→ **Exercise task**: Output every entry exactly as given.

→ **Record list**:
┄┄┄┄┄┄
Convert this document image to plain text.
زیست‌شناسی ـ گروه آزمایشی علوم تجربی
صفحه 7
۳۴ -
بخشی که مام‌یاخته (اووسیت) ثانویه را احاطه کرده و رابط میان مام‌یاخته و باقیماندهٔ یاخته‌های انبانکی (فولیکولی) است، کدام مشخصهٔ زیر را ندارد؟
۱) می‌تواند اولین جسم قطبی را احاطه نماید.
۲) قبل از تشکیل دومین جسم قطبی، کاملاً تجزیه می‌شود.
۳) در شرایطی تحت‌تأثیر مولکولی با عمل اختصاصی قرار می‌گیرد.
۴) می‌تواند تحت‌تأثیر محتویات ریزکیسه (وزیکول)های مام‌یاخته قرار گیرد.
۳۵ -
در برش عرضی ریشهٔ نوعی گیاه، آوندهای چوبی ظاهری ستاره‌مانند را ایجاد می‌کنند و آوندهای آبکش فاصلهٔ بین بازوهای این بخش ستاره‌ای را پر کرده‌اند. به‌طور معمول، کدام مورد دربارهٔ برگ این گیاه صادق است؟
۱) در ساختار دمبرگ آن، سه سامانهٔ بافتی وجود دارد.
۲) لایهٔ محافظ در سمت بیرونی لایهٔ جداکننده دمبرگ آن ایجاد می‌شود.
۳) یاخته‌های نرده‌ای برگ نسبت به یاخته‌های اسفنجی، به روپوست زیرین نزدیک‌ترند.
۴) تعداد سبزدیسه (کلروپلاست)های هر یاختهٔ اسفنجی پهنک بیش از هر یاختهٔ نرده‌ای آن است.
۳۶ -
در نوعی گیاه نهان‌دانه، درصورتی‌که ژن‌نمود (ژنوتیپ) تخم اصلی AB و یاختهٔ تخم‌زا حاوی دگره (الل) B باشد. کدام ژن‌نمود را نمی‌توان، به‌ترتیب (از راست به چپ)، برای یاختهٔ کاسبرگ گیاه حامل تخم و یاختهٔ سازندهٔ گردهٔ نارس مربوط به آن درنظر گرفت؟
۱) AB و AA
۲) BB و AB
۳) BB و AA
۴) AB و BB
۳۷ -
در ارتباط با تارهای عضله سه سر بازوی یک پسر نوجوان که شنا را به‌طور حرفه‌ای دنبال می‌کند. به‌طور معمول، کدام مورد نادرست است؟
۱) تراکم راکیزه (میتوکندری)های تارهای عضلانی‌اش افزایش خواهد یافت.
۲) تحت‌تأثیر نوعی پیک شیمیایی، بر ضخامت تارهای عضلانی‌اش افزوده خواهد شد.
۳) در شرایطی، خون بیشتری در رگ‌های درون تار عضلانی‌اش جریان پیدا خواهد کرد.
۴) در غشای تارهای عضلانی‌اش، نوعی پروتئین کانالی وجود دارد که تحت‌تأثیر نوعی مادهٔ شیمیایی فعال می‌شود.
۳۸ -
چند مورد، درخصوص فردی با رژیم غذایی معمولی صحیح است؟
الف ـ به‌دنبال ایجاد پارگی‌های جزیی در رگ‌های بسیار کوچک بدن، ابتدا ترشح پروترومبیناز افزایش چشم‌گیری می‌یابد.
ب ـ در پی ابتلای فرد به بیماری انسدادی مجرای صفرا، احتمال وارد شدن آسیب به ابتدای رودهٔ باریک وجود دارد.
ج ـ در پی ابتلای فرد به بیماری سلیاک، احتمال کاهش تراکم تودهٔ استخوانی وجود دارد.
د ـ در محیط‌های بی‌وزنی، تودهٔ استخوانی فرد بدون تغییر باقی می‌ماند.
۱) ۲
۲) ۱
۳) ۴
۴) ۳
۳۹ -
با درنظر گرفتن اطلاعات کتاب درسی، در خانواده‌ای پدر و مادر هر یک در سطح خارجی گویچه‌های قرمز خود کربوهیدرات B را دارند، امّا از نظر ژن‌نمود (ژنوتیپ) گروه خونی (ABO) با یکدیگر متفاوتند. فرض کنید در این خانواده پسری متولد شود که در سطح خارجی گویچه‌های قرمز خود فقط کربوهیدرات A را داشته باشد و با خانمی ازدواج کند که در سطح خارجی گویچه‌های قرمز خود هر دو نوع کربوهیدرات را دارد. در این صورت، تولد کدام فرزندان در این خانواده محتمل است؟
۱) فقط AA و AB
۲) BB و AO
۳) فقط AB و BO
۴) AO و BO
┄┄┄┄┄┄
→ **Problem solution**:
Convert this document image to plain text.
زیست‌شناسی ـ گروه آزمایشی علوم تجربی
صفحه 7
۳۴ -
بخشی که مام‌یاخته (اووسیت) ثانویه را احاطه کرده و رابط میان مام‌یاخته و باقیماندهٔ یاخته‌های انبانکی (فولیکولی) است، کدام مشخصهٔ زیر را ندارد؟
۱) می‌تواند اولین جسم قطبی را احاطه نماید.
۲) قبل از تشکیل دومین جسم قطبی، کاملاً تجزیه می‌شود.
۳) در شرایطی تحت‌تأثیر مولکولی با عمل اختصاصی قرار می‌گیرد.
۴) می‌تواند تحت‌تأثیر محتویات ریزکیسه (وزیکول)های مام‌یاخته قرار گیرد.
۳۵ -
در برش عرضی ریشهٔ نوعی گیاه، آوندهای چوبی ظاهری ستاره‌مانند را ایجاد می‌کنند و آوندهای آبکش فاصلهٔ بین بازوهای این بخش ستاره‌ای را پر کرده‌اند. به‌طور معمول، کدام مورد دربارهٔ برگ این گیاه صادق است؟
۱) در ساختار دمبرگ آن، سه سامانهٔ بافتی وجود دارد.
۲) لایهٔ محافظ در سمت بیرونی لایهٔ جداکننده دمبرگ آن ایجاد می‌شود.
۳) یاخته‌های نرده‌ای برگ نسبت به یاخته‌های اسفنجی، به روپوست زیرین نزدیک‌ترند.
۴) تعداد سبزدیسه (کلروپلاست)های هر یاختهٔ اسفنجی پهنک بیش از هر یاختهٔ نرده‌ای آن است.
۳۶ -
در نوعی گیاه نهان‌دانه، درصورتی‌که ژن‌نمود (ژنوتیپ) تخم اصلی AB و یاختهٔ تخم‌زا حاوی دگره (الل) B باشد. کدام ژن‌نمود را نمی‌توان، به‌ترتیب (از راست به چپ)، برای یاختهٔ کاسبرگ گیاه حامل تخم و یاختهٔ سازندهٔ گردهٔ نارس مربوط به آن درنظر گرفت؟
۱) AB و AA
۲) BB و AB
۳) BB و AA
۴) AB و BB
۳۷ -
در ارتباط با تارهای عضله سه سر بازوی یک پسر نوجوان که شنا را به‌طور حرفه‌ای دنبال می‌کند. به‌طور معمول، کدام مورد نادرست است؟
۱) تراکم راکیزه (میتوکندری)های تارهای عضلانی‌اش افزایش خواهد یافت.
۲) تحت‌تأثیر نوعی پیک شیمیایی، بر ضخامت تارهای عضلانی‌اش افزوده خواهد شد.
۳) در شرایطی، خون بیشتری در رگ‌های درون تار عضلانی‌اش جریان پیدا خواهد کرد.
۴) در غشای تارهای عضلانی‌اش، نوعی پروتئین کانالی وجود دارد که تحت‌تأثیر نوعی مادهٔ شیمیایی فعال می‌شود.
۳۸ -
چند مورد، درخصوص فردی با رژیم غذایی معمولی صحیح است؟
الف ـ به‌دنبال ایجاد پارگی‌های جزیی در رگ‌های بسیار کوچک بدن، ابتدا ترشح پروترومبیناز افزایش چشم‌گیری می‌یابد.
ب ـ در پی ابتلای فرد به بیماری انسدادی مجرای صفرا، احتمال وارد شدن آسیب به ابتدای رودهٔ باریک وجود دارد.
ج ـ در پی ابتلای فرد به بیماری سلیاک، احتمال کاهش تراکم تودهٔ استخوانی وجود دارد.
د ـ در محیط‌های بی‌وزنی، تودهٔ استخوانی فرد بدون تغییر باقی می‌ماند.
۱) ۲
۲) ۱
۳) ۴
۴) ۳
۳۹ -
با درنظر گرفتن اطلاعات کتاب درسی، در خانواده‌ای پدر و مادر هر یک در سطح خارجی گویچه‌های قرمز خود کربوهیدرات B را دارند، امّا از نظر ژن‌نمود (ژنوتیپ) گروه خونی (ABO) با یکدیگر متفاوتند. فرض کنید در این خانواده پسری متولد شود که در سطح خارجی گویچه‌های قرمز خود فقط کربوهیدرات A را داشته باشد و با خانمی ازدواج کند که در سطح خارجی گویچه‌های قرمز خود هر دو نوع کربوهیدرات را دارد. در این صورت، تولد کدام فرزندان در این خانواده محتمل است؟
۱) فقط AA و AB
۲) BB و AO
۳) فقط AB و BO
۴) AO و BO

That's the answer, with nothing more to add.